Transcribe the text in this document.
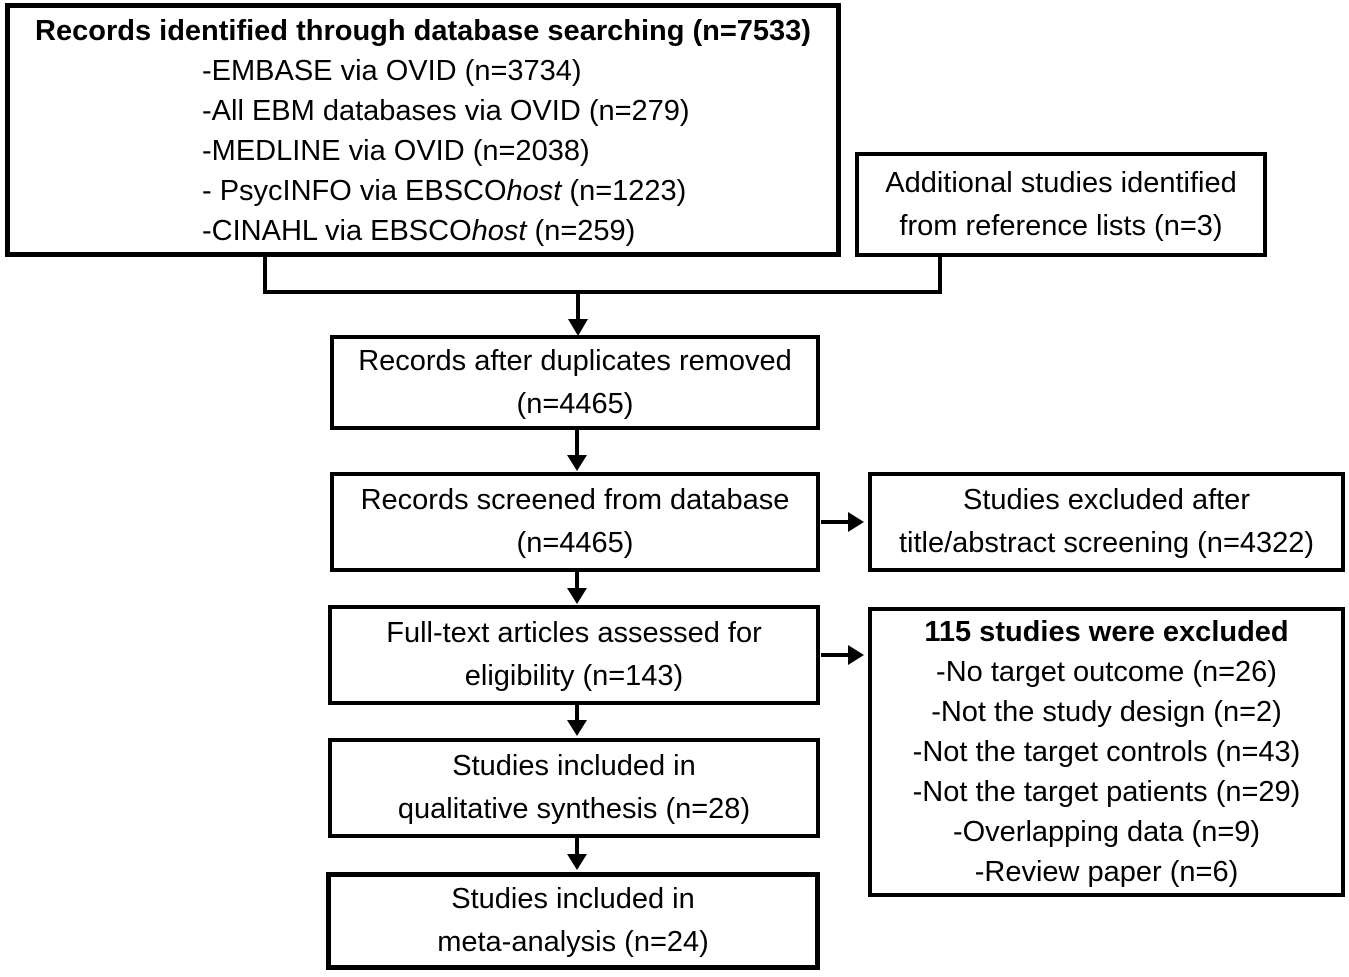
Records identified through database searching (n=7533)
-EMBASE via OVID (n=3734)
-All EBM databases via OVID (n=279)
-MEDLINE via OVID (n=2038)
- PsycINFO via EBSCOhost (n=1223)
-CINAHL via EBSCOhost (n=259)
Additional studies identified
from reference lists (n=3)
Records after duplicates removed
(n=4465)
Records screened from database
(n=4465)
Studies excluded after
title/abstract screening (n=4322)
Full-text articles assessed for
eligibility (n=143)
115 studies were excluded
-No target outcome (n=26)
-Not the study design (n=2)
-Not the target controls (n=43)
-Not the target patients (n=29)
-Overlapping data (n=9)
-Review paper (n=6)
Studies included in
qualitative synthesis (n=28)
Studies included in
meta-analysis (n=24)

How to complete this task
The images are to be left out; every line above should be set down exactly.

Output
Transcribe the text in this document.
Records identified through database searching (n=7533)
-EMBASE via OVID (n=3734)
-All EBM databases via OVID (n=279)
-MEDLINE via OVID (n=2038)
- PsycINFO via EBSCOhost (n=1223)
-CINAHL via EBSCOhost (n=259)
Additional studies identified
from reference lists (n=3)
Records after duplicates removed
(n=4465)
Records screened from database
(n=4465)
Studies excluded after
title/abstract screening (n=4322)
Full-text articles assessed for
eligibility (n=143)
115 studies were excluded
-No target outcome (n=26)
-Not the study design (n=2)
-Not the target controls (n=43)
-Not the target patients (n=29)
-Overlapping data (n=9)
-Review paper (n=6)
Studies included in
qualitative synthesis (n=28)
Studies included in
meta-analysis (n=24)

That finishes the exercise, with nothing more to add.